▶ _MATERIALS PROVIDED_:
──────────────────────────────

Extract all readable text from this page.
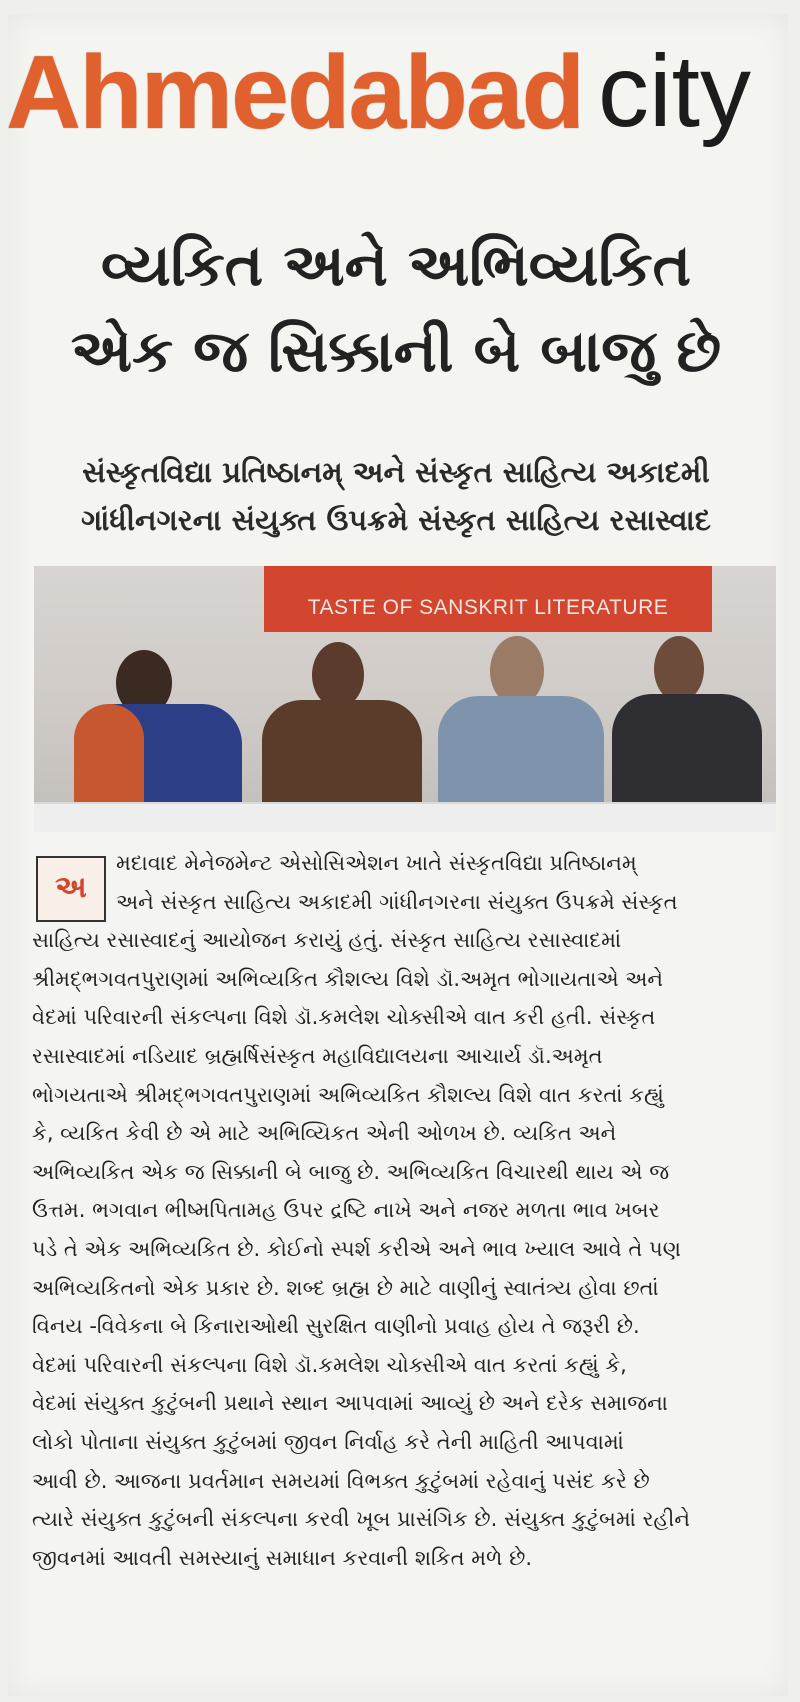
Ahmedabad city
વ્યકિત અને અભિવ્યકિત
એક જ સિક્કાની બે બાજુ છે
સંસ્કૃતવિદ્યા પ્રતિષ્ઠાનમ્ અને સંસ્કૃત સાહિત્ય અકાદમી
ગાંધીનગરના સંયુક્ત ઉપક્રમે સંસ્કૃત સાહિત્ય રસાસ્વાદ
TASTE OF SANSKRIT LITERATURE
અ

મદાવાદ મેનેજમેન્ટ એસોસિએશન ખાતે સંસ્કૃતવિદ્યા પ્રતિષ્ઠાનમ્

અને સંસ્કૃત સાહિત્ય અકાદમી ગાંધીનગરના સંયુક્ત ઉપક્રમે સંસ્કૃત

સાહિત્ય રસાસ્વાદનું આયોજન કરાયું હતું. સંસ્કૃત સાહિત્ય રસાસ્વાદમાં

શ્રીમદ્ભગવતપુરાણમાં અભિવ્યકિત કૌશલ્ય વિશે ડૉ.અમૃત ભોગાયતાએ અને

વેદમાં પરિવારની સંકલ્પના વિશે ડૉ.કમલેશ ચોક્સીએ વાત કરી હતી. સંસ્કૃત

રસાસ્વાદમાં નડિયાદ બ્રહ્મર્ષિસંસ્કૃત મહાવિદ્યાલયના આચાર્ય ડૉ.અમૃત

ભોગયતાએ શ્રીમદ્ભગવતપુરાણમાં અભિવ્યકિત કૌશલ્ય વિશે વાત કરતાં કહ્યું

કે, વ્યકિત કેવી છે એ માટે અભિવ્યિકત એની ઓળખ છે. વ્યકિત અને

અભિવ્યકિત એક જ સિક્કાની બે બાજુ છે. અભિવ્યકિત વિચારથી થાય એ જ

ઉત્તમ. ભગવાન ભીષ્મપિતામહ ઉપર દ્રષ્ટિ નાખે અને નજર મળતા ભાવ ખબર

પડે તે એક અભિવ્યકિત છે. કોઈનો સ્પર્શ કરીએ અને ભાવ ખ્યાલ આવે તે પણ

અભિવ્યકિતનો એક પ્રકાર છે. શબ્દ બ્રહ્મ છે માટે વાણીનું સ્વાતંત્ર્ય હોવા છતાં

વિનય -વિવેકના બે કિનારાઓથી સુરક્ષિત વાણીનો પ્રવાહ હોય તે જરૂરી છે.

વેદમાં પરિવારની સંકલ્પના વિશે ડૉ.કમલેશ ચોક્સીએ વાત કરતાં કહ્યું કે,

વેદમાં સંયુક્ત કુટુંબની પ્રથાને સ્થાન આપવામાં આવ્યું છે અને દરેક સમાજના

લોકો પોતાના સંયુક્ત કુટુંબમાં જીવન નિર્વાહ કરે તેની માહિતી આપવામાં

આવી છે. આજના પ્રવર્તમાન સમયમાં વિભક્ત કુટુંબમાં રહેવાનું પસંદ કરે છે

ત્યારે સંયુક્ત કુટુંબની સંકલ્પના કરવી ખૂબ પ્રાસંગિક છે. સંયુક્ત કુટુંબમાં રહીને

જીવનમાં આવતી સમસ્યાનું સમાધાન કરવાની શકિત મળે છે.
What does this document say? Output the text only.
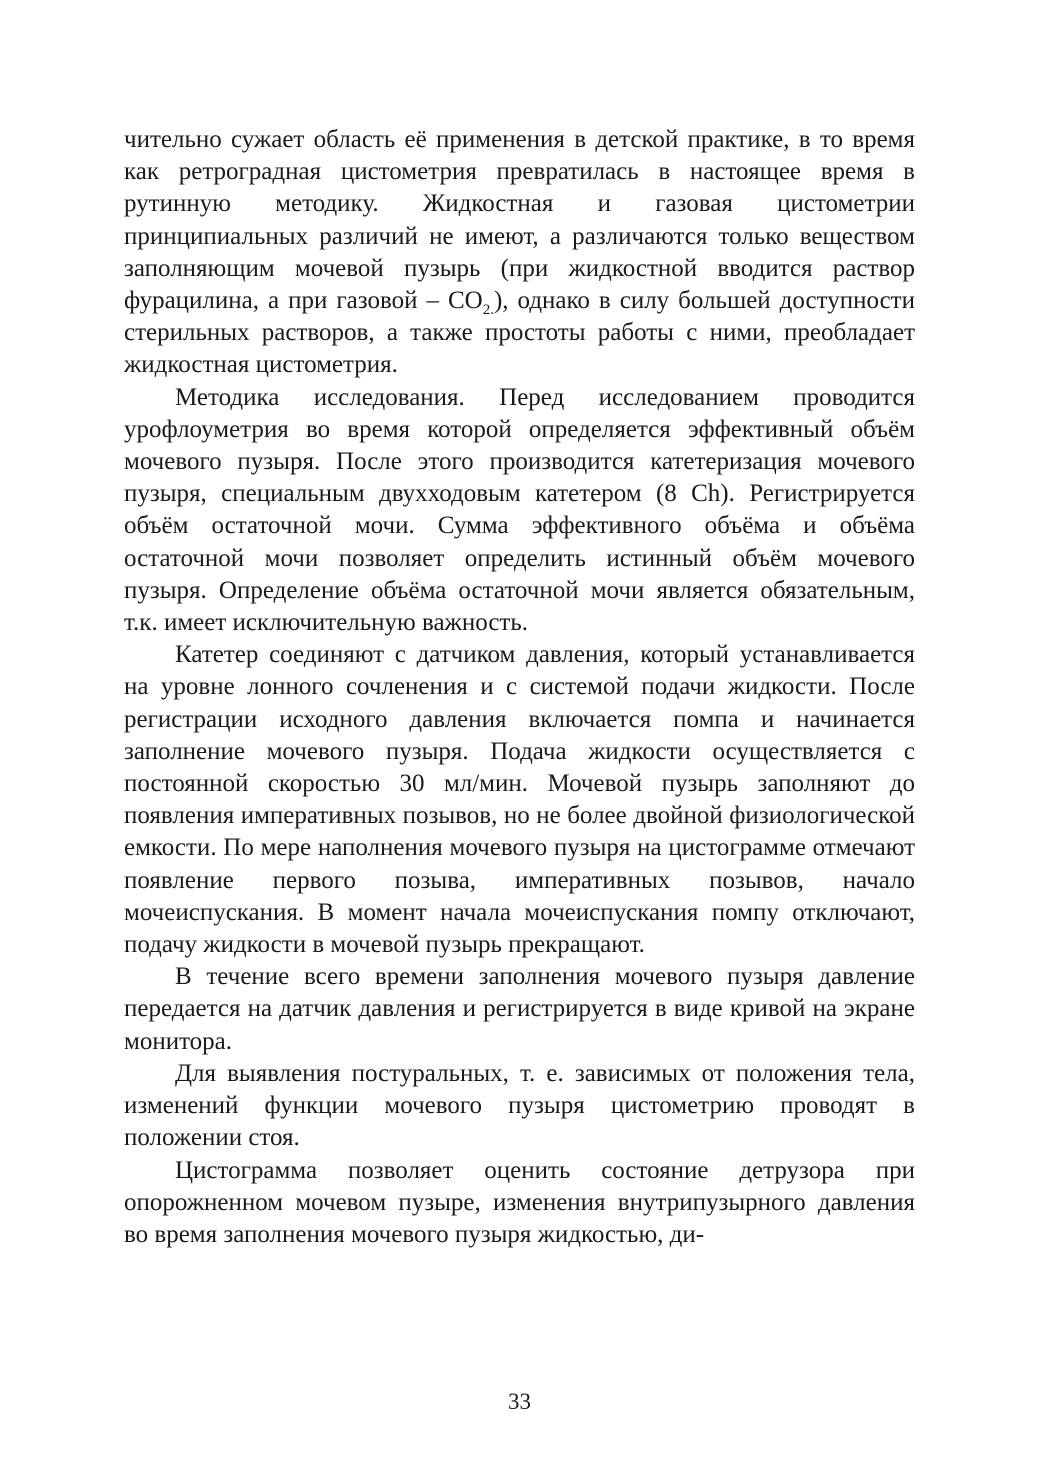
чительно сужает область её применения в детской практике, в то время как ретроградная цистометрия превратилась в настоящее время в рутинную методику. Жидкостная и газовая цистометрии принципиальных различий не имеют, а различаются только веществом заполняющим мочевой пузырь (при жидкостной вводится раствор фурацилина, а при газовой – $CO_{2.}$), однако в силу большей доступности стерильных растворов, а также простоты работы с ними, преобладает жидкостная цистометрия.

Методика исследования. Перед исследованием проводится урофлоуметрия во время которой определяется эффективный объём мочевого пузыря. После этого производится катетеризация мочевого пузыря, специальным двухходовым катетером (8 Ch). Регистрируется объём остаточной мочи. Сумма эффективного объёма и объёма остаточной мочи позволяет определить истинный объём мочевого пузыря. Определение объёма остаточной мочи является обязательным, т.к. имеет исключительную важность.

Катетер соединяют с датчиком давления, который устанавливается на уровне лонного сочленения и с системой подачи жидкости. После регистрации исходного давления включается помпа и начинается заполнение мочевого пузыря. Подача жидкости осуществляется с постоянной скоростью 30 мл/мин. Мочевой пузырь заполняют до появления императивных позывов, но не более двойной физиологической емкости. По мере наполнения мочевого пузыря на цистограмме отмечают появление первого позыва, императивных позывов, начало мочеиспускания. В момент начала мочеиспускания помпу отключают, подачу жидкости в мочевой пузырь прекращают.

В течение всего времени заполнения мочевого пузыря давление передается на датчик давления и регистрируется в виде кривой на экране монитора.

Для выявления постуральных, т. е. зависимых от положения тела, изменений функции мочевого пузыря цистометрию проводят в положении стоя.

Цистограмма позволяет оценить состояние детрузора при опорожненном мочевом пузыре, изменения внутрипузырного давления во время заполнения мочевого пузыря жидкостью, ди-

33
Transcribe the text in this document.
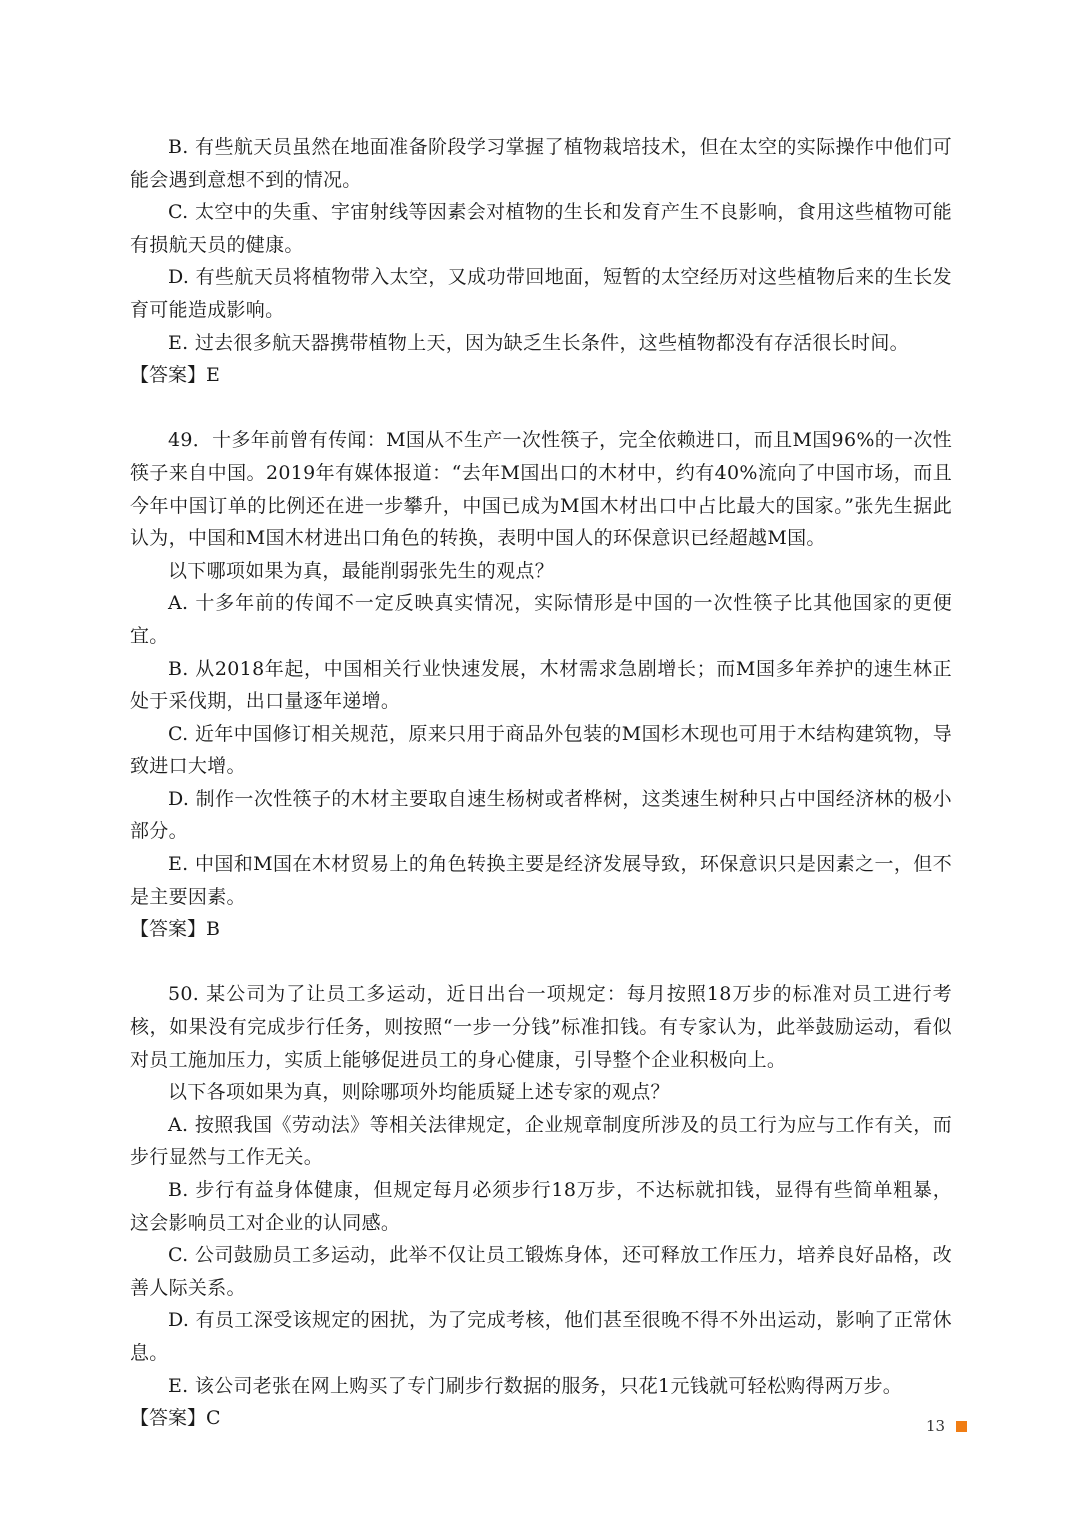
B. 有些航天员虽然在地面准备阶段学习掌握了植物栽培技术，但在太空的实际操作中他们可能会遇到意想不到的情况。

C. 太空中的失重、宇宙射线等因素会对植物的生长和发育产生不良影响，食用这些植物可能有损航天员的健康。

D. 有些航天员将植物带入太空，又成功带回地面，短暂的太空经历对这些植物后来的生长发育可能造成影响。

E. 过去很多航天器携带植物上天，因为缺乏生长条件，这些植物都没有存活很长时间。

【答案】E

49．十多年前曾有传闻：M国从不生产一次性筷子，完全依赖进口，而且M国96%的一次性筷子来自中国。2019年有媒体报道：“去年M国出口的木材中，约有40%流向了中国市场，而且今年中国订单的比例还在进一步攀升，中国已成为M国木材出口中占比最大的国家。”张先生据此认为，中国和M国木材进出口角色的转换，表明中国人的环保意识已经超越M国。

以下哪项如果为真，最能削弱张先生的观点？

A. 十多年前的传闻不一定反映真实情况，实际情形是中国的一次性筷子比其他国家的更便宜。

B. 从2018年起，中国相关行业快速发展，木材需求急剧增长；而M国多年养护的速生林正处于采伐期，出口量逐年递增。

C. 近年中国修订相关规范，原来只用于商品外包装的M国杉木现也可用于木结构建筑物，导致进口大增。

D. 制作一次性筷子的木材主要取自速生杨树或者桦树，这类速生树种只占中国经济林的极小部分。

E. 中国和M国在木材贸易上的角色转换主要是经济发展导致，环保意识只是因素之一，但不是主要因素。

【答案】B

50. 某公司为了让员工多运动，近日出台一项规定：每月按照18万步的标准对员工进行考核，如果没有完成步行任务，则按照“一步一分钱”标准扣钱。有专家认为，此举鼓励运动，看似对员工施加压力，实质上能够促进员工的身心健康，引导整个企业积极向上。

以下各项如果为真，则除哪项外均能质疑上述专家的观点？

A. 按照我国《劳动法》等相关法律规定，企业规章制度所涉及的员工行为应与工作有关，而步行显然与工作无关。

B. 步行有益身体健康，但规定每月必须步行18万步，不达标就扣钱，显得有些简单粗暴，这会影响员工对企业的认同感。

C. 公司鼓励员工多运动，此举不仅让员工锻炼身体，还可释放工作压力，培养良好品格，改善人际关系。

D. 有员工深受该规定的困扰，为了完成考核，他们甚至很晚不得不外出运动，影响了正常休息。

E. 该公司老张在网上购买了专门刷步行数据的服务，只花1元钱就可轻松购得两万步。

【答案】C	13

──────────────────────────────

▶ _EXERCISE DESCRIPTION_:
Out of the preceding entries, pull every line containing the string "пузырь".

▶ _IN RESPONSE_:
чительно сужает область её применения в детской практике, в то время как ретроградная цистометрия превратилась в настоящее время в рутинную методику. Жидкостная и газовая цистометрии принципиальных различий не имеют, а различаются только веществом заполняющим мочевой пузырь (при жидкостной вводится раствор фурацилина, а при газовой – $CO_{2.}$), однако в силу большей доступности стерильных растворов, а также простоты работы с ними, преобладает жидкостная цистометрия.
Катетер соединяют с датчиком давления, который устанавливается на уровне лонного сочленения и с системой подачи жидкости. После регистрации исходного давления включается помпа и начинается заполнение мочевого пузыря. Подача жидкости осуществляется с постоянной скоростью 30 мл/мин. Мочевой пузырь заполняют до появления императивных позывов, но не более двойной физиологической емкости. По мере наполнения мочевого пузыря на цистограмме отмечают появление первого позыва, императивных позывов, начало мочеиспускания. В момент начала мочеиспускания помпу отключают, подачу жидкости в мочевой пузырь прекращают.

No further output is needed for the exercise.